In the following material, identify every line holding the string "building" and return it.

---------- Record set

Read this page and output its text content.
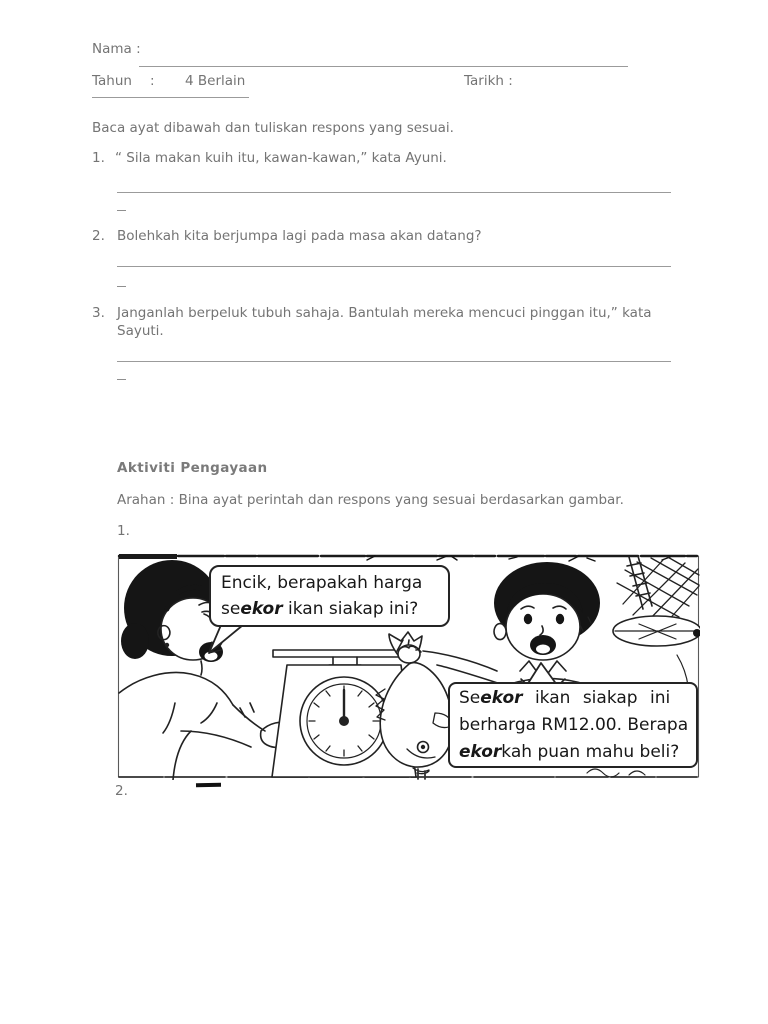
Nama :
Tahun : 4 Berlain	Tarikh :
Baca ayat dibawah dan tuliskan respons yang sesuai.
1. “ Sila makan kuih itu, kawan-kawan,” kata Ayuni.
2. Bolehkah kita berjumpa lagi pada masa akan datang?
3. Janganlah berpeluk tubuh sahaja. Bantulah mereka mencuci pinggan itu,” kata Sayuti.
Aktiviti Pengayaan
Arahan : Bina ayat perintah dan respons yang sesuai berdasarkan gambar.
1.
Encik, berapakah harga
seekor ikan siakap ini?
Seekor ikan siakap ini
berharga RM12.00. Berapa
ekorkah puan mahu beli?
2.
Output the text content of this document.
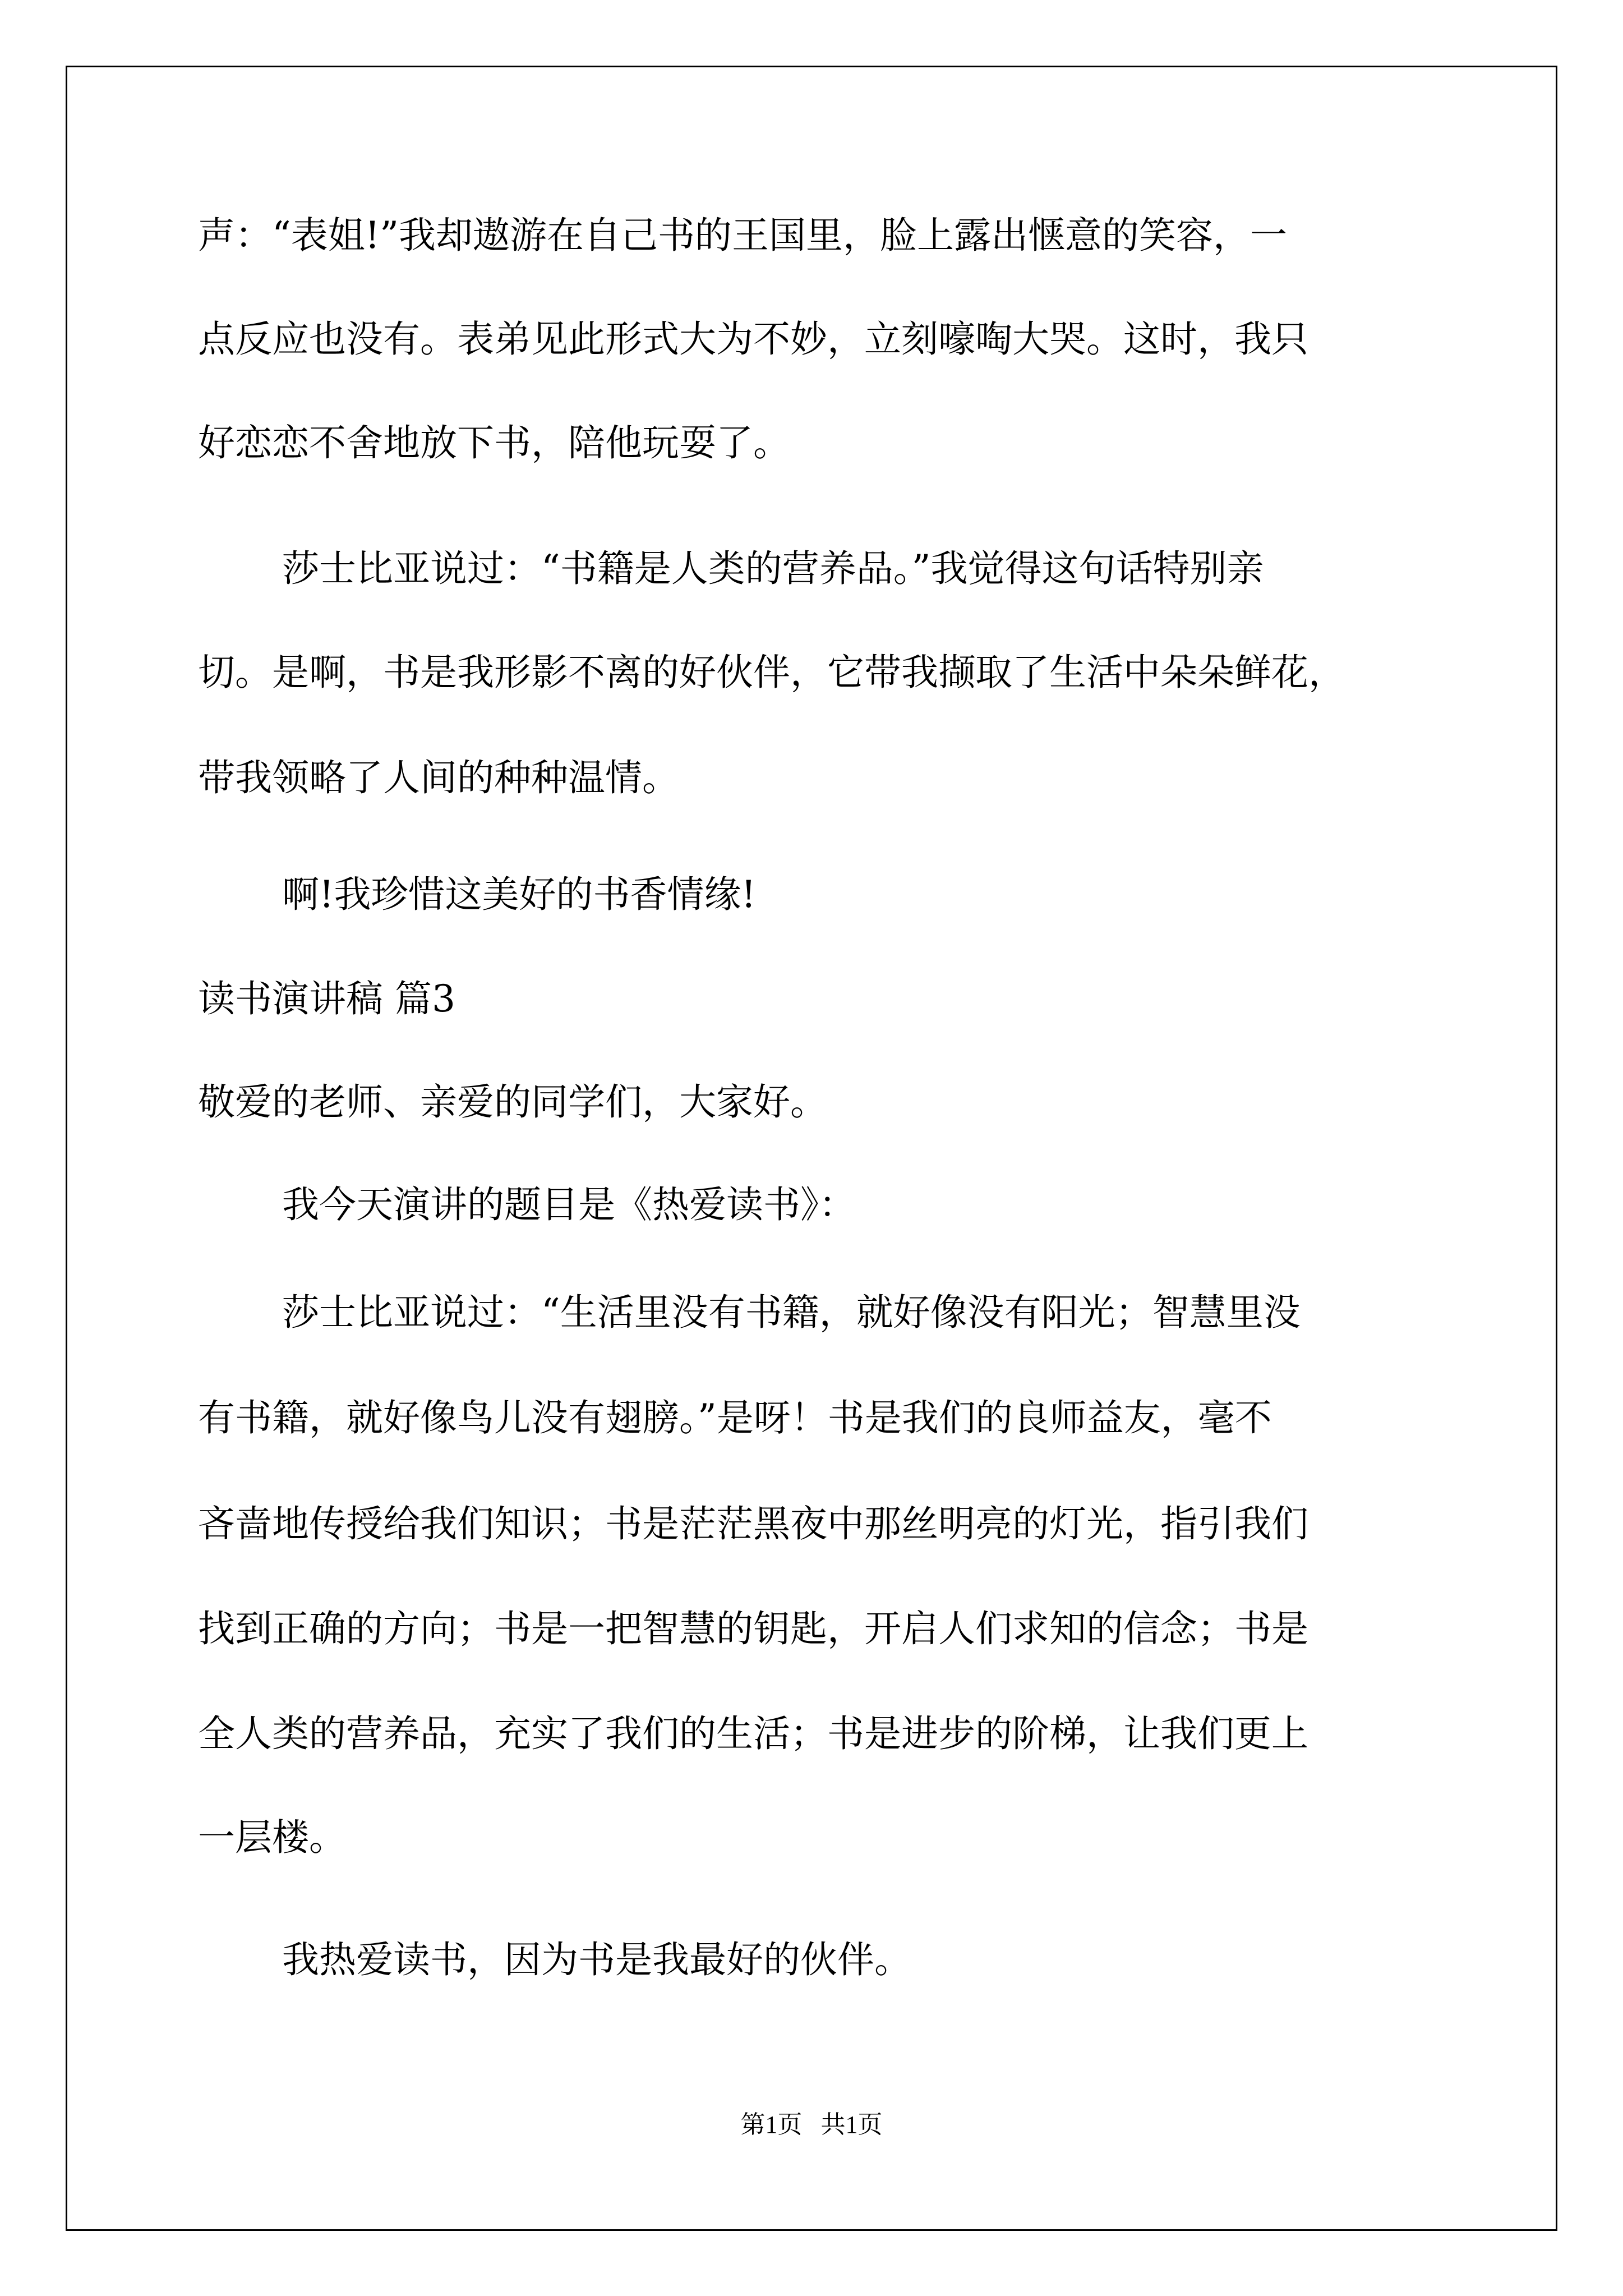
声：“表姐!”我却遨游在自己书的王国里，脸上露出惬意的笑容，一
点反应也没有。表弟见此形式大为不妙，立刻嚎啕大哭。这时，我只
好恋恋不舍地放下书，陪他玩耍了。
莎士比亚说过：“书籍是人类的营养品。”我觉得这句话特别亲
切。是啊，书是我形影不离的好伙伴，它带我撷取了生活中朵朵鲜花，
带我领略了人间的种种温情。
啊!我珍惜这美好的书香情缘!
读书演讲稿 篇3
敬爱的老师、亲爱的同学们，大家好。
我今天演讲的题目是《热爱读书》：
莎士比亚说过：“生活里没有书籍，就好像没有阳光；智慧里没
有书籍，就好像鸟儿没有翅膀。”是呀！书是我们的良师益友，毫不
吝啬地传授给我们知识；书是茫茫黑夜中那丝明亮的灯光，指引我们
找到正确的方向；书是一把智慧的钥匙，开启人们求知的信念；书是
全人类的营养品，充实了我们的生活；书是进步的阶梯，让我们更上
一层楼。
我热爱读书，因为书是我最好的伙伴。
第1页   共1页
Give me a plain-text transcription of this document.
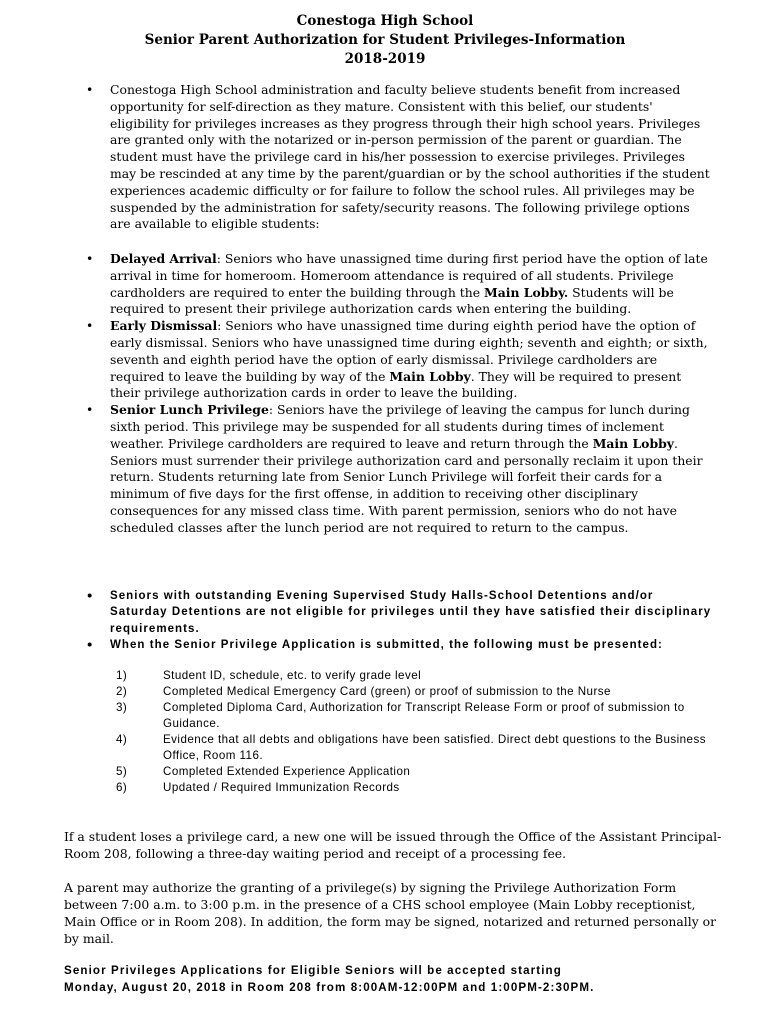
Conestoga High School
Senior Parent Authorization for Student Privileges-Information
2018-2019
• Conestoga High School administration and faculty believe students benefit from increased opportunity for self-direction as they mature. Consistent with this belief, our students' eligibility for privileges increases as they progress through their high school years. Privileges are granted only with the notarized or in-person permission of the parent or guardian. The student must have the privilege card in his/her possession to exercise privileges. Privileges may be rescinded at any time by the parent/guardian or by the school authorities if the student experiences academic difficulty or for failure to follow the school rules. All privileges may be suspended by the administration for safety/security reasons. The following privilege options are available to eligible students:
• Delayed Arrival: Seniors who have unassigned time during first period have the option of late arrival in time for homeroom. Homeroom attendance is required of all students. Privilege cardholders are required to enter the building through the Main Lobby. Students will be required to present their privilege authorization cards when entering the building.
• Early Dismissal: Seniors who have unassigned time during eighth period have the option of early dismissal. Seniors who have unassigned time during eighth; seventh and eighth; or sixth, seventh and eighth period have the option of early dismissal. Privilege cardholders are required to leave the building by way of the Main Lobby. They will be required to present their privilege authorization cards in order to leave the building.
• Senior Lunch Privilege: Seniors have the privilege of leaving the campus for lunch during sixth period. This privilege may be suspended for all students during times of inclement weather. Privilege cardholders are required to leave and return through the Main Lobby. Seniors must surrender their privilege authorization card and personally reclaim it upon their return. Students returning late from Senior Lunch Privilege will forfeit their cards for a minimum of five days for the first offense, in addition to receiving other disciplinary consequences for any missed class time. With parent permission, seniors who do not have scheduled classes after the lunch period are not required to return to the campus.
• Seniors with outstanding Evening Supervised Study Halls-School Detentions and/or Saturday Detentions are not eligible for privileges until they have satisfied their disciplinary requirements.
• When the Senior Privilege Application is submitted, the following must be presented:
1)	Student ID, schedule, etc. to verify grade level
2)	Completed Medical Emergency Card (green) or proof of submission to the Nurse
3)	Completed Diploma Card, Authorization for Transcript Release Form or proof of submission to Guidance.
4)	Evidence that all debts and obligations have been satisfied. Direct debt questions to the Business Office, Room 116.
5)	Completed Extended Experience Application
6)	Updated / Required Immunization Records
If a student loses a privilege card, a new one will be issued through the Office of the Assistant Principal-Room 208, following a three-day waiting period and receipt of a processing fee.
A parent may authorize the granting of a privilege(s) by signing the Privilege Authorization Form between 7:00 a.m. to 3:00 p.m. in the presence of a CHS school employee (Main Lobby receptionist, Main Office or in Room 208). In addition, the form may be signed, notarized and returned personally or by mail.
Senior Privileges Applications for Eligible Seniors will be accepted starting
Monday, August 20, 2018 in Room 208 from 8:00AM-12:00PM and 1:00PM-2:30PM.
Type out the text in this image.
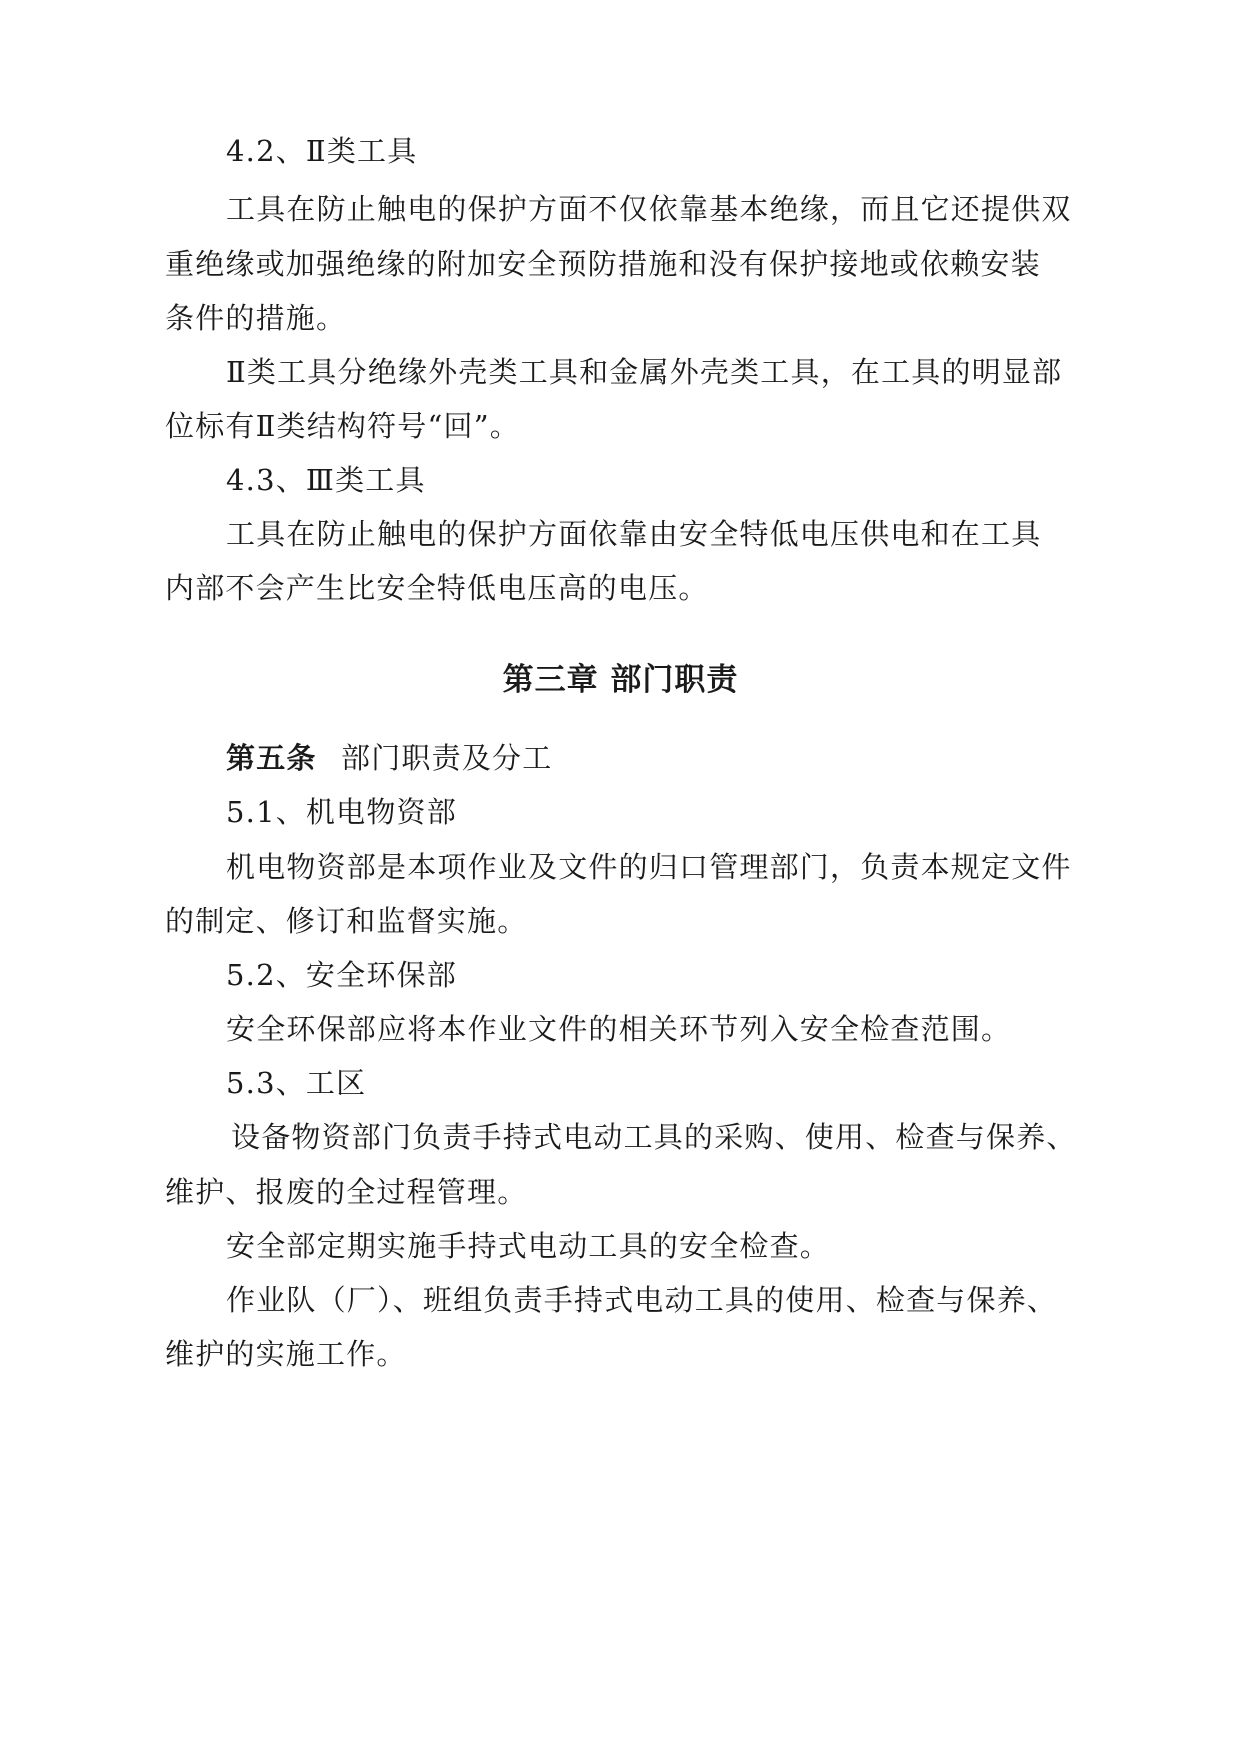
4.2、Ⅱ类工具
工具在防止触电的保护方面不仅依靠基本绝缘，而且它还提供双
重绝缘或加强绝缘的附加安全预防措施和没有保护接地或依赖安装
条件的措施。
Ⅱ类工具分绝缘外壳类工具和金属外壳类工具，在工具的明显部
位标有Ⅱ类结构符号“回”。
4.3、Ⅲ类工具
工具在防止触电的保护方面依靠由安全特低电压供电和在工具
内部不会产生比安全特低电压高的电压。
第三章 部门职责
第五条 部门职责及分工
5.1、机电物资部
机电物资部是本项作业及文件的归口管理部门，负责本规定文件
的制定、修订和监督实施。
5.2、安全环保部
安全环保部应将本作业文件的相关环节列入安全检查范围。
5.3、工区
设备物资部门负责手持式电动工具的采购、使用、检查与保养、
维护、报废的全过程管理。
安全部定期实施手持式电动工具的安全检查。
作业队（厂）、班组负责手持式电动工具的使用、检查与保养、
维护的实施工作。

--------------------

● Output:
• Delayed Arrival: Seniors who have unassigned time during first period have the option of late arrival in time for homeroom. Homeroom attendance is required of all students. Privilege cardholders are required to enter the building through the Main Lobby. Students will be required to present their privilege authorization cards when entering the building.
• Early Dismissal: Seniors who have unassigned time during eighth period have the option of early dismissal. Seniors who have unassigned time during eighth; seventh and eighth; or sixth, seventh and eighth period have the option of early dismissal. Privilege cardholders are required to leave the building by way of the Main Lobby. They will be required to present their privilege authorization cards in order to leave the building.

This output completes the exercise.